*** Supplied records ***

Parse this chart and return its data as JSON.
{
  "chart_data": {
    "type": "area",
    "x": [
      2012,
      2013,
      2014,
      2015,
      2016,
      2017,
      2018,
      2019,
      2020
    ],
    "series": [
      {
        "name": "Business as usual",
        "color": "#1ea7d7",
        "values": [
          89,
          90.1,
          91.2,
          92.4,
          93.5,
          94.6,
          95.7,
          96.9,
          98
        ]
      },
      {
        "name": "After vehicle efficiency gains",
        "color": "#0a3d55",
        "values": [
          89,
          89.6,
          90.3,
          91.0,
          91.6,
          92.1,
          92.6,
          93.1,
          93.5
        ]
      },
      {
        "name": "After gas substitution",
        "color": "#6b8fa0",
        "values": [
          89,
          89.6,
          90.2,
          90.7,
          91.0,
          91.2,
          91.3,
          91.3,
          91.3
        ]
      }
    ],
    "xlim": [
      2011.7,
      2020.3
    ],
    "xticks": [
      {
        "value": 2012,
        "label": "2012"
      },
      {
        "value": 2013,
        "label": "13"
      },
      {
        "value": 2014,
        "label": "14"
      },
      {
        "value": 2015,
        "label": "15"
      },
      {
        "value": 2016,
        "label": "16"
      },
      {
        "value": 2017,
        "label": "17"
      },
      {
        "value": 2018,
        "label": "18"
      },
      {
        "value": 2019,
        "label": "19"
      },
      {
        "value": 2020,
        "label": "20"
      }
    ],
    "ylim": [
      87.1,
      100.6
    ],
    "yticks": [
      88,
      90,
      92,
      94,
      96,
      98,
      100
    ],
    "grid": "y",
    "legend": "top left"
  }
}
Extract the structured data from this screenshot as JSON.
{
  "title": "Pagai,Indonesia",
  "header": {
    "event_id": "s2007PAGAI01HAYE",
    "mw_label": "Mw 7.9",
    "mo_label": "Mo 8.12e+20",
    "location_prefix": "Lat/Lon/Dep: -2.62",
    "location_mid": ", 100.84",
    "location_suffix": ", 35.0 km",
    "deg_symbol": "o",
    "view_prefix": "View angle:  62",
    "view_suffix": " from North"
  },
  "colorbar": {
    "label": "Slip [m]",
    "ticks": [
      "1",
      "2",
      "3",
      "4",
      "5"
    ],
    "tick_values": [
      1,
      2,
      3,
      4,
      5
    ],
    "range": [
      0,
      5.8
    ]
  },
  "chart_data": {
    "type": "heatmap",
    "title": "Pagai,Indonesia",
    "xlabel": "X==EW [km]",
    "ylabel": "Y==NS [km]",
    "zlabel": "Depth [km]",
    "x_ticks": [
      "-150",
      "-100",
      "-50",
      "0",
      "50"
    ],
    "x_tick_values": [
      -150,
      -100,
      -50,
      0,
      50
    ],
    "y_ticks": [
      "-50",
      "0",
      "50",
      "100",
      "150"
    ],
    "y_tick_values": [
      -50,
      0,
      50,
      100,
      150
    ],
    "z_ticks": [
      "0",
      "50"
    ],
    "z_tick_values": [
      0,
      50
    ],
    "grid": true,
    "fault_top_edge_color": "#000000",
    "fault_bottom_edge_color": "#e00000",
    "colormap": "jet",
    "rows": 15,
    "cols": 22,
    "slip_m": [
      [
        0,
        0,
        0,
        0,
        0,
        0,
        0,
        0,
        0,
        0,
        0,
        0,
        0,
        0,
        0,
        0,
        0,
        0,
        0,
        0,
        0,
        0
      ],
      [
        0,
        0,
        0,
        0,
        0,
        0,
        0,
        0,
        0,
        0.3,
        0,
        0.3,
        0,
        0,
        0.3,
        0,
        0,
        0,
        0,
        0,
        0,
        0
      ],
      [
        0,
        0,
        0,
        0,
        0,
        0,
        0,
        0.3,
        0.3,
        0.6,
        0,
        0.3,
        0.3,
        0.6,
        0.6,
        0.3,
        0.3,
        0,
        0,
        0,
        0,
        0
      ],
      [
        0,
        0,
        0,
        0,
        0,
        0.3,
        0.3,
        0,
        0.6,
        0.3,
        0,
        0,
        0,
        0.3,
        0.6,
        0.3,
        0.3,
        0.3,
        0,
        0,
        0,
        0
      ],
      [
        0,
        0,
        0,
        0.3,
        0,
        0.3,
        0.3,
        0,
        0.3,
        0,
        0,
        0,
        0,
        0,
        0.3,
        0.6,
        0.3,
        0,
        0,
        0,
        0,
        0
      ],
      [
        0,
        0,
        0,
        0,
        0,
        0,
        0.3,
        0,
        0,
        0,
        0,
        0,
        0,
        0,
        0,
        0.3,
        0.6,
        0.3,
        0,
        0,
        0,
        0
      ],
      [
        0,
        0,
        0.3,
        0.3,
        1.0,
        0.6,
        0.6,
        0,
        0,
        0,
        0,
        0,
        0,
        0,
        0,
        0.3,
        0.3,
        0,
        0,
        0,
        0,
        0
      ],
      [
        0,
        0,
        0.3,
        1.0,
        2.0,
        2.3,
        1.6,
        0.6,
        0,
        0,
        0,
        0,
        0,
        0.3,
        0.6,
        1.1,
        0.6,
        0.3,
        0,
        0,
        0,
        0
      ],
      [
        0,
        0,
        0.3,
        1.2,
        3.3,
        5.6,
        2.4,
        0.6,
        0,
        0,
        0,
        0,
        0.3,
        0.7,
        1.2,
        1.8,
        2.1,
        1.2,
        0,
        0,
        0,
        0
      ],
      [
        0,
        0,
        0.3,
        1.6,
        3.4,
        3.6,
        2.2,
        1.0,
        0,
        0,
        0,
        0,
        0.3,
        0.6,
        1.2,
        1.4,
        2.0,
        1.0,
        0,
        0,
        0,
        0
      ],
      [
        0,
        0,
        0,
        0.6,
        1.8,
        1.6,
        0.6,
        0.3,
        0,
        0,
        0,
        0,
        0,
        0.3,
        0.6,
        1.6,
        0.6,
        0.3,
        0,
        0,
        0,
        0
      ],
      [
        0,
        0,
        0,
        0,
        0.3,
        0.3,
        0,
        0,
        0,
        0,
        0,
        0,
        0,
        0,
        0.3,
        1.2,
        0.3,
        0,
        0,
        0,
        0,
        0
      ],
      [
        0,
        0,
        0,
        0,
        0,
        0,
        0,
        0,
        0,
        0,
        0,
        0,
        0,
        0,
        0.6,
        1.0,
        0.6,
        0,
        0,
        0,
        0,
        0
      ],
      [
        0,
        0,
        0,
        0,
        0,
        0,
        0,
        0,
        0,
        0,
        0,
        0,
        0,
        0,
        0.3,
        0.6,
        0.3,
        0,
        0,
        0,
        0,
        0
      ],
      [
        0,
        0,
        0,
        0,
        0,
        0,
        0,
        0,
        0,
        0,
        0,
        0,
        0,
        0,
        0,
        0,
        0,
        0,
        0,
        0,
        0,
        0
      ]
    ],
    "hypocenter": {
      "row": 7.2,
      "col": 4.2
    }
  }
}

***

All of the material above needs to be retyped word for word.

Parse this chart and return its data as JSON.
{
  "chart_data": {
    "type": "area",
    "x": [
      2012,
      2013,
      2014,
      2015,
      2016,
      2017,
      2018,
      2019,
      2020
    ],
    "series": [
      {
        "name": "Business as usual",
        "color": "#1ea7d7",
        "values": [
          89,
          90.1,
          91.2,
          92.4,
          93.5,
          94.6,
          95.7,
          96.9,
          98
        ]
      },
      {
        "name": "After vehicle efficiency gains",
        "color": "#0a3d55",
        "values": [
          89,
          89.6,
          90.3,
          91.0,
          91.6,
          92.1,
          92.6,
          93.1,
          93.5
        ]
      },
      {
        "name": "After gas substitution",
        "color": "#6b8fa0",
        "values": [
          89,
          89.6,
          90.2,
          90.7,
          91.0,
          91.2,
          91.3,
          91.3,
          91.3
        ]
      }
    ],
    "xlim": [
      2011.7,
      2020.3
    ],
    "xticks": [
      {
        "value": 2012,
        "label": "2012"
      },
      {
        "value": 2013,
        "label": "13"
      },
      {
        "value": 2014,
        "label": "14"
      },
      {
        "value": 2015,
        "label": "15"
      },
      {
        "value": 2016,
        "label": "16"
      },
      {
        "value": 2017,
        "label": "17"
      },
      {
        "value": 2018,
        "label": "18"
      },
      {
        "value": 2019,
        "label": "19"
      },
      {
        "value": 2020,
        "label": "20"
      }
    ],
    "ylim": [
      87.1,
      100.6
    ],
    "yticks": [
      88,
      90,
      92,
      94,
      96,
      98,
      100
    ],
    "grid": "y",
    "legend": "top left"
  }
}
Extract the structured data from this screenshot as JSON.
{
  "title": "Pagai,Indonesia",
  "header": {
    "event_id": "s2007PAGAI01HAYE",
    "mw_label": "Mw 7.9",
    "mo_label": "Mo 8.12e+20",
    "location_prefix": "Lat/Lon/Dep: -2.62",
    "location_mid": ", 100.84",
    "location_suffix": ", 35.0 km",
    "deg_symbol": "o",
    "view_prefix": "View angle:  62",
    "view_suffix": " from North"
  },
  "colorbar": {
    "label": "Slip [m]",
    "ticks": [
      "1",
      "2",
      "3",
      "4",
      "5"
    ],
    "tick_values": [
      1,
      2,
      3,
      4,
      5
    ],
    "range": [
      0,
      5.8
    ]
  },
  "chart_data": {
    "type": "heatmap",
    "title": "Pagai,Indonesia",
    "xlabel": "X==EW [km]",
    "ylabel": "Y==NS [km]",
    "zlabel": "Depth [km]",
    "x_ticks": [
      "-150",
      "-100",
      "-50",
      "0",
      "50"
    ],
    "x_tick_values": [
      -150,
      -100,
      -50,
      0,
      50
    ],
    "y_ticks": [
      "-50",
      "0",
      "50",
      "100",
      "150"
    ],
    "y_tick_values": [
      -50,
      0,
      50,
      100,
      150
    ],
    "z_ticks": [
      "0",
      "50"
    ],
    "z_tick_values": [
      0,
      50
    ],
    "grid": true,
    "fault_top_edge_color": "#000000",
    "fault_bottom_edge_color": "#e00000",
    "colormap": "jet",
    "rows": 15,
    "cols": 22,
    "slip_m": [
      [
        0,
        0,
        0,
        0,
        0,
        0,
        0,
        0,
        0,
        0,
        0,
        0,
        0,
        0,
        0,
        0,
        0,
        0,
        0,
        0,
        0,
        0
      ],
      [
        0,
        0,
        0,
        0,
        0,
        0,
        0,
        0,
        0,
        0.3,
        0,
        0.3,
        0,
        0,
        0.3,
        0,
        0,
        0,
        0,
        0,
        0,
        0
      ],
      [
        0,
        0,
        0,
        0,
        0,
        0,
        0,
        0.3,
        0.3,
        0.6,
        0,
        0.3,
        0.3,
        0.6,
        0.6,
        0.3,
        0.3,
        0,
        0,
        0,
        0,
        0
      ],
      [
        0,
        0,
        0,
        0,
        0,
        0.3,
        0.3,
        0,
        0.6,
        0.3,
        0,
        0,
        0,
        0.3,
        0.6,
        0.3,
        0.3,
        0.3,
        0,
        0,
        0,
        0
      ],
      [
        0,
        0,
        0,
        0.3,
        0,
        0.3,
        0.3,
        0,
        0.3,
        0,
        0,
        0,
        0,
        0,
        0.3,
        0.6,
        0.3,
        0,
        0,
        0,
        0,
        0
      ],
      [
        0,
        0,
        0,
        0,
        0,
        0,
        0.3,
        0,
        0,
        0,
        0,
        0,
        0,
        0,
        0,
        0.3,
        0.6,
        0.3,
        0,
        0,
        0,
        0
      ],
      [
        0,
        0,
        0.3,
        0.3,
        1.0,
        0.6,
        0.6,
        0,
        0,
        0,
        0,
        0,
        0,
        0,
        0,
        0.3,
        0.3,
        0,
        0,
        0,
        0,
        0
      ],
      [
        0,
        0,
        0.3,
        1.0,
        2.0,
        2.3,
        1.6,
        0.6,
        0,
        0,
        0,
        0,
        0,
        0.3,
        0.6,
        1.1,
        0.6,
        0.3,
        0,
        0,
        0,
        0
      ],
      [
        0,
        0,
        0.3,
        1.2,
        3.3,
        5.6,
        2.4,
        0.6,
        0,
        0,
        0,
        0,
        0.3,
        0.7,
        1.2,
        1.8,
        2.1,
        1.2,
        0,
        0,
        0,
        0
      ],
      [
        0,
        0,
        0.3,
        1.6,
        3.4,
        3.6,
        2.2,
        1.0,
        0,
        0,
        0,
        0,
        0.3,
        0.6,
        1.2,
        1.4,
        2.0,
        1.0,
        0,
        0,
        0,
        0
      ],
      [
        0,
        0,
        0,
        0.6,
        1.8,
        1.6,
        0.6,
        0.3,
        0,
        0,
        0,
        0,
        0,
        0.3,
        0.6,
        1.6,
        0.6,
        0.3,
        0,
        0,
        0,
        0
      ],
      [
        0,
        0,
        0,
        0,
        0.3,
        0.3,
        0,
        0,
        0,
        0,
        0,
        0,
        0,
        0,
        0.3,
        1.2,
        0.3,
        0,
        0,
        0,
        0,
        0
      ],
      [
        0,
        0,
        0,
        0,
        0,
        0,
        0,
        0,
        0,
        0,
        0,
        0,
        0,
        0,
        0.6,
        1.0,
        0.6,
        0,
        0,
        0,
        0,
        0
      ],
      [
        0,
        0,
        0,
        0,
        0,
        0,
        0,
        0,
        0,
        0,
        0,
        0,
        0,
        0,
        0.3,
        0.6,
        0.3,
        0,
        0,
        0,
        0,
        0
      ],
      [
        0,
        0,
        0,
        0,
        0,
        0,
        0,
        0,
        0,
        0,
        0,
        0,
        0,
        0,
        0,
        0,
        0,
        0,
        0,
        0,
        0,
        0
      ]
    ],
    "hypocenter": {
      "row": 7.2,
      "col": 4.2
    }
  }
}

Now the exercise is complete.